[WHAT THE EXERCISE ASKS] Reproduce each of the rows below character for character, without any changes.

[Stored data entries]
------------------------------------------------------------------------
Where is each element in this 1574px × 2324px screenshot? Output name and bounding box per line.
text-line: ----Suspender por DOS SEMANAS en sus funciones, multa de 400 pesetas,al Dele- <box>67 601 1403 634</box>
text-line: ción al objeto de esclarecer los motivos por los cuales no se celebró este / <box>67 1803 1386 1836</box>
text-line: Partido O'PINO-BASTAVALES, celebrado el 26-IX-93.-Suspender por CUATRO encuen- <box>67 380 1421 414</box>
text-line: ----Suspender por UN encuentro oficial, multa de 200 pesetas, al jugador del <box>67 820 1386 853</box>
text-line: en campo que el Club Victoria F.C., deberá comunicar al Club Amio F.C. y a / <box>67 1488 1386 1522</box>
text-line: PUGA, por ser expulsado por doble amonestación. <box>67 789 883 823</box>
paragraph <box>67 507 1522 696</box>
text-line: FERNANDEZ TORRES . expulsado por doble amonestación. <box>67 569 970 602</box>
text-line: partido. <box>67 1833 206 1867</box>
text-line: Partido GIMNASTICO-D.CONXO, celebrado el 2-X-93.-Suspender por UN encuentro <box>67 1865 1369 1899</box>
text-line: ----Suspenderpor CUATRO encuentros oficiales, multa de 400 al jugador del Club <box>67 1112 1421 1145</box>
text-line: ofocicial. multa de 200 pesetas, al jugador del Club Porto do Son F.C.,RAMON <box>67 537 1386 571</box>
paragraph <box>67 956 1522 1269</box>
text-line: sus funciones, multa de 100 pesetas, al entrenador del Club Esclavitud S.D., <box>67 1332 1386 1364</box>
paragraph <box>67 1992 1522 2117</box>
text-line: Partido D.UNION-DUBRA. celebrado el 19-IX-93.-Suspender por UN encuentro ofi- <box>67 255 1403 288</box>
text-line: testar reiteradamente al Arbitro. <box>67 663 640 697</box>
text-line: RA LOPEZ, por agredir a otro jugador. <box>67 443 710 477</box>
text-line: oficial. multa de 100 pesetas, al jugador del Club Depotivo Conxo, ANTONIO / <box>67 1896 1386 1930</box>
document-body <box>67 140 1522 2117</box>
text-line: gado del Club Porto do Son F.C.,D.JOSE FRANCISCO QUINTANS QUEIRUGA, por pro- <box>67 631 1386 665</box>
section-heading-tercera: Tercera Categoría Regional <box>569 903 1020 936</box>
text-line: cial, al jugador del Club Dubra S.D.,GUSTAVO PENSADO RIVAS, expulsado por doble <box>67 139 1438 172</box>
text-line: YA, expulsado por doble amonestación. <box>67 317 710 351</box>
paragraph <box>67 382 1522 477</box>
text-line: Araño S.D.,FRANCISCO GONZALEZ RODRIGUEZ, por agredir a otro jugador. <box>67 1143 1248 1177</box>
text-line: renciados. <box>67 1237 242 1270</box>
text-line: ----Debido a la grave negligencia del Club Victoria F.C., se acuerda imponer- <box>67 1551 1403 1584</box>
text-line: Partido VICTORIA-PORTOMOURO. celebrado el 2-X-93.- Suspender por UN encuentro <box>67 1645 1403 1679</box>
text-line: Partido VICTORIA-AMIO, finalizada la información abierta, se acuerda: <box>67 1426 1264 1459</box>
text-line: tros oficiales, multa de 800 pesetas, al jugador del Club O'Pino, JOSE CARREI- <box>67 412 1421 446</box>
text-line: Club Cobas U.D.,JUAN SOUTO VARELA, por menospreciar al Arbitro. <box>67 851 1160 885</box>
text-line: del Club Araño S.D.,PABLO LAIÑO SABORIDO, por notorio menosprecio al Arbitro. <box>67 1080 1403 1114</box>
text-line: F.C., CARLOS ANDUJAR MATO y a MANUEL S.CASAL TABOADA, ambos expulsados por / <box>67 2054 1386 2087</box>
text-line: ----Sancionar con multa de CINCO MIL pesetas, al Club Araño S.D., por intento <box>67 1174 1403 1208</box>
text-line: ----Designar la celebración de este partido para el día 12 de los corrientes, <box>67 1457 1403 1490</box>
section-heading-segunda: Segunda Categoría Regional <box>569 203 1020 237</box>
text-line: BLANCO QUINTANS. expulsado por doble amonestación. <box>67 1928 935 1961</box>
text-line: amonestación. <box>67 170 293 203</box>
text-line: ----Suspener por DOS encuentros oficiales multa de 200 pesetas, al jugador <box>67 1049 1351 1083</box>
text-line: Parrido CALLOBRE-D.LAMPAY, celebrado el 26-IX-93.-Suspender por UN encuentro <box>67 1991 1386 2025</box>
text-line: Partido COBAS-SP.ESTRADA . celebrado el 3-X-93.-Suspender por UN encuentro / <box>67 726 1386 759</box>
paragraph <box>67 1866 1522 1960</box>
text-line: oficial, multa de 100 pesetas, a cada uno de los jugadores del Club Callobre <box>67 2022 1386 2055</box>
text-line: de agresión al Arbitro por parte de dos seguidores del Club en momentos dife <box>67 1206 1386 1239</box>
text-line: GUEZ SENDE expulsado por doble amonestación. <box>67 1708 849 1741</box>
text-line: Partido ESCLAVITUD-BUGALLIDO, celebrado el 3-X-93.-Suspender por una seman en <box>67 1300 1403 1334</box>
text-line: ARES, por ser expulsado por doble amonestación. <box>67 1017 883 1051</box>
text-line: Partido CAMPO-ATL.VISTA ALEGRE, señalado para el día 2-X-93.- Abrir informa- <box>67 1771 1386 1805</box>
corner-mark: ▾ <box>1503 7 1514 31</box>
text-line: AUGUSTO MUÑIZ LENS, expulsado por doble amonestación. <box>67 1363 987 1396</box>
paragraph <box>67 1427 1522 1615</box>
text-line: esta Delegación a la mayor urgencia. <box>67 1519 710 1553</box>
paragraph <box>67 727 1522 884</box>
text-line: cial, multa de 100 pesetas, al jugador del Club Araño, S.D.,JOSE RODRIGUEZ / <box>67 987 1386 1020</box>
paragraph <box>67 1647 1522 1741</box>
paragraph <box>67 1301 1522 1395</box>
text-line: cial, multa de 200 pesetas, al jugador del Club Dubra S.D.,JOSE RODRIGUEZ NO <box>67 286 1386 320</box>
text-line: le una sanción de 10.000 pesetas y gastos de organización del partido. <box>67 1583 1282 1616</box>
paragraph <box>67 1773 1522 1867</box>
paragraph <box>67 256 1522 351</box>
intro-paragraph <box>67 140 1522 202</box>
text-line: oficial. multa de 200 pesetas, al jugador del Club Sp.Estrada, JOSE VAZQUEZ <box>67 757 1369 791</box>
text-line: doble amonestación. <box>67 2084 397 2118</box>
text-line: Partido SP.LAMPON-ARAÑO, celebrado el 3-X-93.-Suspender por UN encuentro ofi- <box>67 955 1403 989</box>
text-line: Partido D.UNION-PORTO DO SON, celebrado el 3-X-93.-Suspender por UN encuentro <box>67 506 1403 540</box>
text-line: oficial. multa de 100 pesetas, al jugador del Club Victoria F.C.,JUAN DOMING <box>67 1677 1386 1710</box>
------------------------------------------------------------------------
[RESPONSE FOR THIS EXERCISE]
Where is each element in this 1574px × 2324px screenshot? Output name and bounding box per line.
text-line: ----Suspender por DOS SEMANAS en sus funciones, multa de 400 pesetas,al Dele- <box>67 601 1403 634</box>
text-line: ción al objeto de esclarecer los motivos por los cuales no se celebró este / <box>67 1803 1386 1836</box>
text-line: Partido O'PINO-BASTAVALES, celebrado el 26-IX-93.-Suspender por CUATRO encuen- <box>67 380 1421 414</box>
text-line: ----Suspender por UN encuentro oficial, multa de 200 pesetas, al jugador del <box>67 820 1386 853</box>
text-line: en campo que el Club Victoria F.C., deberá comunicar al Club Amio F.C. y a / <box>67 1488 1386 1522</box>
text-line: PUGA, por ser expulsado por doble amonestación. <box>67 789 883 823</box>
paragraph <box>67 507 1522 696</box>
text-line: FERNANDEZ TORRES . expulsado por doble amonestación. <box>67 569 970 602</box>
text-line: partido. <box>67 1833 206 1867</box>
text-line: Partido GIMNASTICO-D.CONXO, celebrado el 2-X-93.-Suspender por UN encuentro <box>67 1865 1369 1899</box>
text-line: ----Suspenderpor CUATRO encuentros oficiales, multa de 400 al jugador del Club <box>67 1112 1421 1145</box>
text-line: ofocicial. multa de 200 pesetas, al jugador del Club Porto do Son F.C.,RAMON <box>67 537 1386 571</box>
paragraph <box>67 956 1522 1269</box>
text-line: sus funciones, multa de 100 pesetas, al entrenador del Club Esclavitud S.D., <box>67 1332 1386 1364</box>
paragraph <box>67 1992 1522 2117</box>
text-line: Partido D.UNION-DUBRA. celebrado el 19-IX-93.-Suspender por UN encuentro ofi- <box>67 255 1403 288</box>
text-line: testar reiteradamente al Arbitro. <box>67 663 640 697</box>
text-line: RA LOPEZ, por agredir a otro jugador. <box>67 443 710 477</box>
text-line: oficial. multa de 100 pesetas, al jugador del Club Depotivo Conxo, ANTONIO / <box>67 1896 1386 1930</box>
document-body <box>67 140 1522 2117</box>
text-line: gado del Club Porto do Son F.C.,D.JOSE FRANCISCO QUINTANS QUEIRUGA, por pro- <box>67 631 1386 665</box>
section-heading-tercera: Tercera Categoría Regional <box>569 903 1020 936</box>
text-line: cial, al jugador del Club Dubra S.D.,GUSTAVO PENSADO RIVAS, expulsado por doble <box>67 139 1438 172</box>
text-line: YA, expulsado por doble amonestación. <box>67 317 710 351</box>
paragraph <box>67 382 1522 477</box>
text-line: Araño S.D.,FRANCISCO GONZALEZ RODRIGUEZ, por agredir a otro jugador. <box>67 1143 1248 1177</box>
text-line: renciados. <box>67 1237 242 1270</box>
text-line: ----Debido a la grave negligencia del Club Victoria F.C., se acuerda imponer- <box>67 1551 1403 1584</box>
text-line: Partido VICTORIA-PORTOMOURO. celebrado el 2-X-93.- Suspender por UN encuentro <box>67 1645 1403 1679</box>
text-line: Partido VICTORIA-AMIO, finalizada la información abierta, se acuerda: <box>67 1426 1264 1459</box>
text-line: tros oficiales, multa de 800 pesetas, al jugador del Club O'Pino, JOSE CARREI- <box>67 412 1421 446</box>
text-line: Club Cobas U.D.,JUAN SOUTO VARELA, por menospreciar al Arbitro. <box>67 851 1160 885</box>
text-line: del Club Araño S.D.,PABLO LAIÑO SABORIDO, por notorio menosprecio al Arbitro. <box>67 1080 1403 1114</box>
text-line: F.C., CARLOS ANDUJAR MATO y a MANUEL S.CASAL TABOADA, ambos expulsados por / <box>67 2054 1386 2087</box>
text-line: ----Sancionar con multa de CINCO MIL pesetas, al Club Araño S.D., por intento <box>67 1174 1403 1208</box>
text-line: ----Designar la celebración de este partido para el día 12 de los corrientes, <box>67 1457 1403 1490</box>
section-heading-segunda: Segunda Categoría Regional <box>569 203 1020 237</box>
text-line: BLANCO QUINTANS. expulsado por doble amonestación. <box>67 1928 935 1961</box>
text-line: amonestación. <box>67 170 293 203</box>
text-line: ----Suspener por DOS encuentros oficiales multa de 200 pesetas, al jugador <box>67 1049 1351 1083</box>
text-line: Parrido CALLOBRE-D.LAMPAY, celebrado el 26-IX-93.-Suspender por UN encuentro <box>67 1991 1386 2025</box>
text-line: Partido COBAS-SP.ESTRADA . celebrado el 3-X-93.-Suspender por UN encuentro / <box>67 726 1386 759</box>
paragraph <box>67 1866 1522 1960</box>
text-line: oficial, multa de 100 pesetas, a cada uno de los jugadores del Club Callobre <box>67 2022 1386 2055</box>
text-line: de agresión al Arbitro por parte de dos seguidores del Club en momentos dife <box>67 1206 1386 1239</box>
text-line: GUEZ SENDE expulsado por doble amonestación. <box>67 1708 849 1741</box>
text-line: Partido ESCLAVITUD-BUGALLIDO, celebrado el 3-X-93.-Suspender por una seman en <box>67 1300 1403 1334</box>
text-line: ARES, por ser expulsado por doble amonestación. <box>67 1017 883 1051</box>
text-line: Partido CAMPO-ATL.VISTA ALEGRE, señalado para el día 2-X-93.- Abrir informa- <box>67 1771 1386 1805</box>
corner-mark: ▾ <box>1503 7 1514 31</box>
text-line: AUGUSTO MUÑIZ LENS, expulsado por doble amonestación. <box>67 1363 987 1396</box>
paragraph <box>67 1427 1522 1615</box>
text-line: esta Delegación a la mayor urgencia. <box>67 1519 710 1553</box>
paragraph <box>67 727 1522 884</box>
text-line: cial, multa de 100 pesetas, al jugador del Club Araño, S.D.,JOSE RODRIGUEZ / <box>67 987 1386 1020</box>
paragraph <box>67 1647 1522 1741</box>
paragraph <box>67 1301 1522 1395</box>
text-line: cial, multa de 200 pesetas, al jugador del Club Dubra S.D.,JOSE RODRIGUEZ NO <box>67 286 1386 320</box>
text-line: le una sanción de 10.000 pesetas y gastos de organización del partido. <box>67 1583 1282 1616</box>
paragraph <box>67 1773 1522 1867</box>
paragraph <box>67 256 1522 351</box>
intro-paragraph <box>67 140 1522 202</box>
text-line: oficial. multa de 200 pesetas, al jugador del Club Sp.Estrada, JOSE VAZQUEZ <box>67 757 1369 791</box>
text-line: doble amonestación. <box>67 2084 397 2118</box>
text-line: Partido SP.LAMPON-ARAÑO, celebrado el 3-X-93.-Suspender por UN encuentro ofi- <box>67 955 1403 989</box>
text-line: Partido D.UNION-PORTO DO SON, celebrado el 3-X-93.-Suspender por UN encuentro <box>67 506 1403 540</box>
text-line: oficial. multa de 100 pesetas, al jugador del Club Victoria F.C.,JUAN DOMING <box>67 1677 1386 1710</box>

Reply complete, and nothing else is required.